What you need to do:
Give the number of lines holding the string "text", and nothing else.
--------------------------------------------------
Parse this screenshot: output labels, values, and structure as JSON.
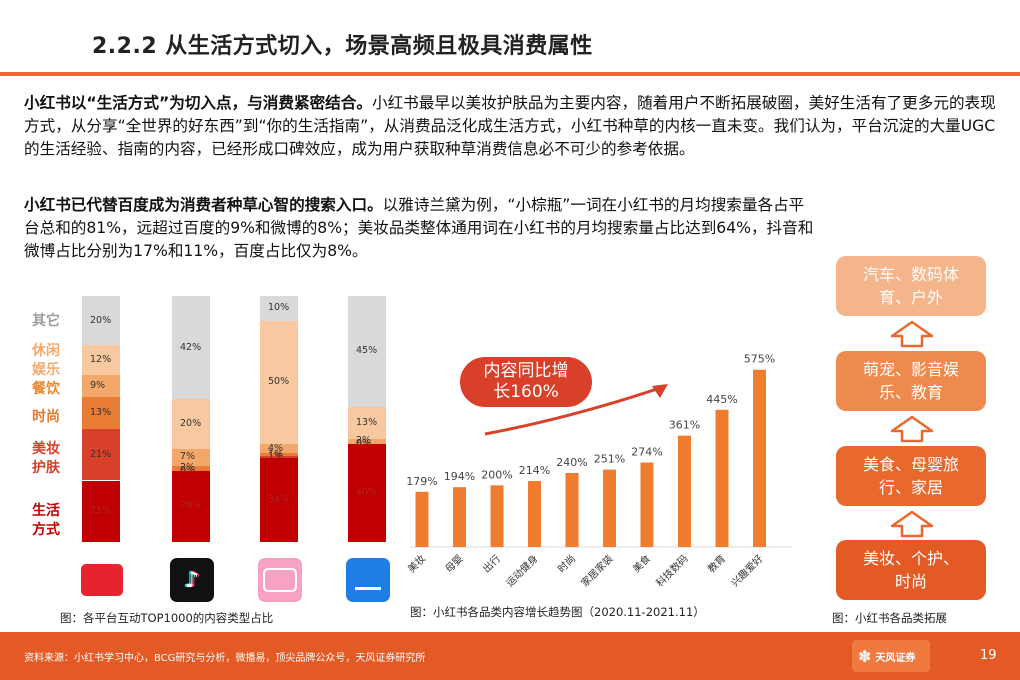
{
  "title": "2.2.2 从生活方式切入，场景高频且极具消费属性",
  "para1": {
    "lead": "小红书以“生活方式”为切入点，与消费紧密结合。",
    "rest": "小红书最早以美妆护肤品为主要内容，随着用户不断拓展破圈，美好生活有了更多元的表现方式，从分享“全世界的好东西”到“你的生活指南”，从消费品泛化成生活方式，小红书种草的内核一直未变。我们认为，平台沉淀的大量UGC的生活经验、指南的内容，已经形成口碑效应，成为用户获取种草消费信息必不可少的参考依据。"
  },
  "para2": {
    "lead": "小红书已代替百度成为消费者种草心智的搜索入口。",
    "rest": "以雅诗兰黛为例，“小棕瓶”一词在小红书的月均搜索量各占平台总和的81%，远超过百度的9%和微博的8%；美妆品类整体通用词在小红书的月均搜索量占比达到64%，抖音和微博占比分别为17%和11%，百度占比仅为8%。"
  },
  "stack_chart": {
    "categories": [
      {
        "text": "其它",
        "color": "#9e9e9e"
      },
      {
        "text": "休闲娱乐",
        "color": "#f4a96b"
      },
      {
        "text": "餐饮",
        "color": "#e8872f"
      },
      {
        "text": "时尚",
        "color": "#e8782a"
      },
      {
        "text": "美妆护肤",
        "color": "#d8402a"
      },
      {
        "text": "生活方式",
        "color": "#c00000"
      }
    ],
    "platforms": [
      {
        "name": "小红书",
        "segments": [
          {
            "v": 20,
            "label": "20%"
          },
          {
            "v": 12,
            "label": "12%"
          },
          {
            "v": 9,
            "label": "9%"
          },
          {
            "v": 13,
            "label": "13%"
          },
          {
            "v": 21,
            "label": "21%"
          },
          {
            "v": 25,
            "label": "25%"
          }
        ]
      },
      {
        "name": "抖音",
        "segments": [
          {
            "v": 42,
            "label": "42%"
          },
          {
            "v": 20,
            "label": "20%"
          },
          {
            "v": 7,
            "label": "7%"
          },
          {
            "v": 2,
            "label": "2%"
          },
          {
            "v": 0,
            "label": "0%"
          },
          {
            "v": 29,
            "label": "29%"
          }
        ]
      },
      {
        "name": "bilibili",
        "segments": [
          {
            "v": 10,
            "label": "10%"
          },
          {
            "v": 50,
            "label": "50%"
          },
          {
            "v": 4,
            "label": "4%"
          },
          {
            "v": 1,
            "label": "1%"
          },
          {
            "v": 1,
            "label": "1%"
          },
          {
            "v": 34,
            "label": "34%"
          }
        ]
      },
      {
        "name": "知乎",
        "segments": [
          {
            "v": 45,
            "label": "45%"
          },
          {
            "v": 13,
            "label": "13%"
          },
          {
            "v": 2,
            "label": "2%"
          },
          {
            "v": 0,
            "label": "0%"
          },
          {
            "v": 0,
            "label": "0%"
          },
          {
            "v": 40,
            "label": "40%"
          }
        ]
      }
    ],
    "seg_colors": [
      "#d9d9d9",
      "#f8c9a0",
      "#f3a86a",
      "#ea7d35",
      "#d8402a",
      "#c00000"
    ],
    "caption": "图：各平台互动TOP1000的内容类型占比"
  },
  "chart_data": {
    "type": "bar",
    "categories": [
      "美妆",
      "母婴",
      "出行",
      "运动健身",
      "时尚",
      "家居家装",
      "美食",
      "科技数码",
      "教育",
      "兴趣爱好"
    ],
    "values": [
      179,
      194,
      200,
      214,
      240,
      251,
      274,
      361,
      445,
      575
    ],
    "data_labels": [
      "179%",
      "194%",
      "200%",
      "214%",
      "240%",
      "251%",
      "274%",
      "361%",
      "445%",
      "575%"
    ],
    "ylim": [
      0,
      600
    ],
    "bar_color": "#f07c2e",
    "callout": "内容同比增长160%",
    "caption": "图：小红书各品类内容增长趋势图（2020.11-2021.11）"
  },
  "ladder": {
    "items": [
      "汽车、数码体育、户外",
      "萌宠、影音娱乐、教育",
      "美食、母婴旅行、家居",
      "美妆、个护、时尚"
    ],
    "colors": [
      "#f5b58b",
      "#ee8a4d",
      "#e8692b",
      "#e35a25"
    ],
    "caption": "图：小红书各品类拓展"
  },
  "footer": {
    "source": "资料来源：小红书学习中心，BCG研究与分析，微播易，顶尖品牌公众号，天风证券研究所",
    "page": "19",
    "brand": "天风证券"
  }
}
--------------------------------------------------
The result:
6